Stated problem —
Your task is to repeat the records exactly from the line containing "OCR this image." onward, through the final line.

** begin Data to use **

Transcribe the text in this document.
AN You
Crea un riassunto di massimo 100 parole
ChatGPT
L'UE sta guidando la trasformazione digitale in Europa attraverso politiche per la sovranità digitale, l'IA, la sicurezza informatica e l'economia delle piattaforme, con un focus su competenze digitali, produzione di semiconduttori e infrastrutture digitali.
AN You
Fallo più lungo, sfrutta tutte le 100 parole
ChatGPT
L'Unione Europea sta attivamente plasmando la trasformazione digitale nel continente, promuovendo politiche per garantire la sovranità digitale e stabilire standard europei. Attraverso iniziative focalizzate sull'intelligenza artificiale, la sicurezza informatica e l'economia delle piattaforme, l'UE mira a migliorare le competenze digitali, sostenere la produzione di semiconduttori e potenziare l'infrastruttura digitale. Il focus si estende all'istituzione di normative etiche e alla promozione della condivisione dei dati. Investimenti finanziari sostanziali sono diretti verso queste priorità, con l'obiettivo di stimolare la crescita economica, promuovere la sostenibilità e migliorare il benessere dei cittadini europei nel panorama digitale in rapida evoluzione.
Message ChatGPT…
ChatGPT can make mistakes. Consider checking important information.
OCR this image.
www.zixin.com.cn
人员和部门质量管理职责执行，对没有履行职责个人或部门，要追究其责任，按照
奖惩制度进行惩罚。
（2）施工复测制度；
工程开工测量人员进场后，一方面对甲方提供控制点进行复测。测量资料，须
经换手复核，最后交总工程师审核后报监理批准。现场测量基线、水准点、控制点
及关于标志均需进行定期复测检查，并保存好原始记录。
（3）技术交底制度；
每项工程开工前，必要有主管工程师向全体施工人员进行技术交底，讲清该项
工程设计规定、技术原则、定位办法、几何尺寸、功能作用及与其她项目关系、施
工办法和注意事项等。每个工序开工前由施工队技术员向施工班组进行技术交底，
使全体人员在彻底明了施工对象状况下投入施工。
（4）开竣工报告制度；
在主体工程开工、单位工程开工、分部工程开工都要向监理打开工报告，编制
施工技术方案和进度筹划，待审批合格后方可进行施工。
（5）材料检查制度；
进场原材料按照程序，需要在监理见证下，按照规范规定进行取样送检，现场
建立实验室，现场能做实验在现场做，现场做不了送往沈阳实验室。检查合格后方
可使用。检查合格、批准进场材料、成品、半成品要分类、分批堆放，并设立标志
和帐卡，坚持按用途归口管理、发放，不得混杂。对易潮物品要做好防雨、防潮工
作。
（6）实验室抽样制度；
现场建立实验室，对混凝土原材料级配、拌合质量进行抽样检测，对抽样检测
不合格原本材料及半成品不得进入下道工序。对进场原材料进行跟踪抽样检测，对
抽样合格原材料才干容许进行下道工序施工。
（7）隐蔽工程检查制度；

** end Data to use **

Complete response —
OCR this image.
www.zixin.com.cn
人员和部门质量管理职责执行，对没有履行职责个人或部门，要追究其责任，按照
奖惩制度进行惩罚。
（2）施工复测制度；
工程开工测量人员进场后，一方面对甲方提供控制点进行复测。测量资料，须
经换手复核，最后交总工程师审核后报监理批准。现场测量基线、水准点、控制点
及关于标志均需进行定期复测检查，并保存好原始记录。
（3）技术交底制度；
每项工程开工前，必要有主管工程师向全体施工人员进行技术交底，讲清该项
工程设计规定、技术原则、定位办法、几何尺寸、功能作用及与其她项目关系、施
工办法和注意事项等。每个工序开工前由施工队技术员向施工班组进行技术交底，
使全体人员在彻底明了施工对象状况下投入施工。
（4）开竣工报告制度；
在主体工程开工、单位工程开工、分部工程开工都要向监理打开工报告，编制
施工技术方案和进度筹划，待审批合格后方可进行施工。
（5）材料检查制度；
进场原材料按照程序，需要在监理见证下，按照规范规定进行取样送检，现场
建立实验室，现场能做实验在现场做，现场做不了送往沈阳实验室。检查合格后方
可使用。检查合格、批准进场材料、成品、半成品要分类、分批堆放，并设立标志
和帐卡，坚持按用途归口管理、发放，不得混杂。对易潮物品要做好防雨、防潮工
作。
（6）实验室抽样制度；
现场建立实验室，对混凝土原材料级配、拌合质量进行抽样检测，对抽样检测
不合格原本材料及半成品不得进入下道工序。对进场原材料进行跟踪抽样检测，对
抽样合格原材料才干容许进行下道工序施工。
（7）隐蔽工程检查制度；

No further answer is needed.